> **Stated task**
Set down the material once more, exactly as it appears.

[Figure dataset records]
──────────
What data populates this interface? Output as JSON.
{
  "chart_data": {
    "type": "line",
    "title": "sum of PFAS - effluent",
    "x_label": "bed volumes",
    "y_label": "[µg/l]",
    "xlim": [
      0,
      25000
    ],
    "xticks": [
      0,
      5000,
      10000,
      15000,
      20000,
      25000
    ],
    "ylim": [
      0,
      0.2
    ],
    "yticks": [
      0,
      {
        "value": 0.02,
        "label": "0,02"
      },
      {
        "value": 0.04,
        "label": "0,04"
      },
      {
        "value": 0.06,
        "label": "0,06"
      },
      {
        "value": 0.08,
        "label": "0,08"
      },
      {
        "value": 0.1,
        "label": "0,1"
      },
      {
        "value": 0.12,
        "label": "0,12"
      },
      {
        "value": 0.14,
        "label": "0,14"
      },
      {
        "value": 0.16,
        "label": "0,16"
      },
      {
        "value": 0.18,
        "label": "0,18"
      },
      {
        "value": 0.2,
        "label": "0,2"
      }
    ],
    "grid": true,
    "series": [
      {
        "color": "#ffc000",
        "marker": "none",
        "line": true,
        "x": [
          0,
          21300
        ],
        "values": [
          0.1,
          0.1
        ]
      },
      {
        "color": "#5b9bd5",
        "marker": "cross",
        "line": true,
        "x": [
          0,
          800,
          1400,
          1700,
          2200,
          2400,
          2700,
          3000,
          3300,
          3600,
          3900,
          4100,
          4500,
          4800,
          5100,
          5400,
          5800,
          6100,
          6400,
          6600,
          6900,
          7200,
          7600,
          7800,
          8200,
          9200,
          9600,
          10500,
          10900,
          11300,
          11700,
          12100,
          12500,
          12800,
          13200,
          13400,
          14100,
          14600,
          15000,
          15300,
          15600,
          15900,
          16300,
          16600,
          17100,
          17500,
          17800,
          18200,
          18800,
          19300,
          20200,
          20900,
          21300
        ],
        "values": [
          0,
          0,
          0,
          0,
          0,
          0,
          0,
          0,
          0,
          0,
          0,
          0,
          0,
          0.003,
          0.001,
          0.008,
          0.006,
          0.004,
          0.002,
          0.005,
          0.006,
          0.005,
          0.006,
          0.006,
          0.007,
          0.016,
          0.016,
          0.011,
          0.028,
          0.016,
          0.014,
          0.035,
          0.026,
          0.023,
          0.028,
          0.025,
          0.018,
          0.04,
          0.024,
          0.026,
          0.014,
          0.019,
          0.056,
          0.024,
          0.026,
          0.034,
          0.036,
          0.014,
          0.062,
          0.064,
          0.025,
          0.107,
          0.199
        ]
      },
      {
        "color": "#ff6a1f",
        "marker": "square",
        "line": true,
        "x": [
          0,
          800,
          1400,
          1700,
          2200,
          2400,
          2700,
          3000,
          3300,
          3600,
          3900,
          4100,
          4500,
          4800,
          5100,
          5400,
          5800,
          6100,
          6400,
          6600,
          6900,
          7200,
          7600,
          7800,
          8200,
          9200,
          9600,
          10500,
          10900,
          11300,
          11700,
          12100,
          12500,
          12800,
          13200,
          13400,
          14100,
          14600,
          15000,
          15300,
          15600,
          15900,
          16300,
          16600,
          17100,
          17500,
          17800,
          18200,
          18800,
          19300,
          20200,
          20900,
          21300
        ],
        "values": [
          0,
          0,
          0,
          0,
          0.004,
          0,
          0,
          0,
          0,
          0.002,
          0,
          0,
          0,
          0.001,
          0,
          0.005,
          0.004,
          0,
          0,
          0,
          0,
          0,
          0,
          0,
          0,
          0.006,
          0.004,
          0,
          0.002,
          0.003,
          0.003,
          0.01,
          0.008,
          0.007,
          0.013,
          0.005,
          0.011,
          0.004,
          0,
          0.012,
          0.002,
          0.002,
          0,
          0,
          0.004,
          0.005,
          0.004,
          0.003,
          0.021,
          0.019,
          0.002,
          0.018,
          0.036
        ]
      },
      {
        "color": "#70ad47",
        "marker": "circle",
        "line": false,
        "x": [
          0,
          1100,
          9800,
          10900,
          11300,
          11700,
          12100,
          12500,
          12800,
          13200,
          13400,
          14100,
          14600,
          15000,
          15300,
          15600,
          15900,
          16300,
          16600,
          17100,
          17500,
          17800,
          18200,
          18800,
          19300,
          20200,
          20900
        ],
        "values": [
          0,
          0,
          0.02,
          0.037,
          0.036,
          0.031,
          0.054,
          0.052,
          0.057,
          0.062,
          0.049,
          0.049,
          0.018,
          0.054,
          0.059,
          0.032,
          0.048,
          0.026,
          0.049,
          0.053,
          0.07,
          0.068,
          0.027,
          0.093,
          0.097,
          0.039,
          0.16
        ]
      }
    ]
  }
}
──────────
> **Task response**
What data populates this interface? Output as JSON.
{
  "chart_data": {
    "type": "line",
    "title": "sum of PFAS - effluent",
    "x_label": "bed volumes",
    "y_label": "[µg/l]",
    "xlim": [
      0,
      25000
    ],
    "xticks": [
      0,
      5000,
      10000,
      15000,
      20000,
      25000
    ],
    "ylim": [
      0,
      0.2
    ],
    "yticks": [
      0,
      {
        "value": 0.02,
        "label": "0,02"
      },
      {
        "value": 0.04,
        "label": "0,04"
      },
      {
        "value": 0.06,
        "label": "0,06"
      },
      {
        "value": 0.08,
        "label": "0,08"
      },
      {
        "value": 0.1,
        "label": "0,1"
      },
      {
        "value": 0.12,
        "label": "0,12"
      },
      {
        "value": 0.14,
        "label": "0,14"
      },
      {
        "value": 0.16,
        "label": "0,16"
      },
      {
        "value": 0.18,
        "label": "0,18"
      },
      {
        "value": 0.2,
        "label": "0,2"
      }
    ],
    "grid": true,
    "series": [
      {
        "color": "#ffc000",
        "marker": "none",
        "line": true,
        "x": [
          0,
          21300
        ],
        "values": [
          0.1,
          0.1
        ]
      },
      {
        "color": "#5b9bd5",
        "marker": "cross",
        "line": true,
        "x": [
          0,
          800,
          1400,
          1700,
          2200,
          2400,
          2700,
          3000,
          3300,
          3600,
          3900,
          4100,
          4500,
          4800,
          5100,
          5400,
          5800,
          6100,
          6400,
          6600,
          6900,
          7200,
          7600,
          7800,
          8200,
          9200,
          9600,
          10500,
          10900,
          11300,
          11700,
          12100,
          12500,
          12800,
          13200,
          13400,
          14100,
          14600,
          15000,
          15300,
          15600,
          15900,
          16300,
          16600,
          17100,
          17500,
          17800,
          18200,
          18800,
          19300,
          20200,
          20900,
          21300
        ],
        "values": [
          0,
          0,
          0,
          0,
          0,
          0,
          0,
          0,
          0,
          0,
          0,
          0,
          0,
          0.003,
          0.001,
          0.008,
          0.006,
          0.004,
          0.002,
          0.005,
          0.006,
          0.005,
          0.006,
          0.006,
          0.007,
          0.016,
          0.016,
          0.011,
          0.028,
          0.016,
          0.014,
          0.035,
          0.026,
          0.023,
          0.028,
          0.025,
          0.018,
          0.04,
          0.024,
          0.026,
          0.014,
          0.019,
          0.056,
          0.024,
          0.026,
          0.034,
          0.036,
          0.014,
          0.062,
          0.064,
          0.025,
          0.107,
          0.199
        ]
      },
      {
        "color": "#ff6a1f",
        "marker": "square",
        "line": true,
        "x": [
          0,
          800,
          1400,
          1700,
          2200,
          2400,
          2700,
          3000,
          3300,
          3600,
          3900,
          4100,
          4500,
          4800,
          5100,
          5400,
          5800,
          6100,
          6400,
          6600,
          6900,
          7200,
          7600,
          7800,
          8200,
          9200,
          9600,
          10500,
          10900,
          11300,
          11700,
          12100,
          12500,
          12800,
          13200,
          13400,
          14100,
          14600,
          15000,
          15300,
          15600,
          15900,
          16300,
          16600,
          17100,
          17500,
          17800,
          18200,
          18800,
          19300,
          20200,
          20900,
          21300
        ],
        "values": [
          0,
          0,
          0,
          0,
          0.004,
          0,
          0,
          0,
          0,
          0.002,
          0,
          0,
          0,
          0.001,
          0,
          0.005,
          0.004,
          0,
          0,
          0,
          0,
          0,
          0,
          0,
          0,
          0.006,
          0.004,
          0,
          0.002,
          0.003,
          0.003,
          0.01,
          0.008,
          0.007,
          0.013,
          0.005,
          0.011,
          0.004,
          0,
          0.012,
          0.002,
          0.002,
          0,
          0,
          0.004,
          0.005,
          0.004,
          0.003,
          0.021,
          0.019,
          0.002,
          0.018,
          0.036
        ]
      },
      {
        "color": "#70ad47",
        "marker": "circle",
        "line": false,
        "x": [
          0,
          1100,
          9800,
          10900,
          11300,
          11700,
          12100,
          12500,
          12800,
          13200,
          13400,
          14100,
          14600,
          15000,
          15300,
          15600,
          15900,
          16300,
          16600,
          17100,
          17500,
          17800,
          18200,
          18800,
          19300,
          20200,
          20900
        ],
        "values": [
          0,
          0,
          0.02,
          0.037,
          0.036,
          0.031,
          0.054,
          0.052,
          0.057,
          0.062,
          0.049,
          0.049,
          0.018,
          0.054,
          0.059,
          0.032,
          0.048,
          0.026,
          0.049,
          0.053,
          0.07,
          0.068,
          0.027,
          0.093,
          0.097,
          0.039,
          0.16
        ]
      }
    ]
  }
}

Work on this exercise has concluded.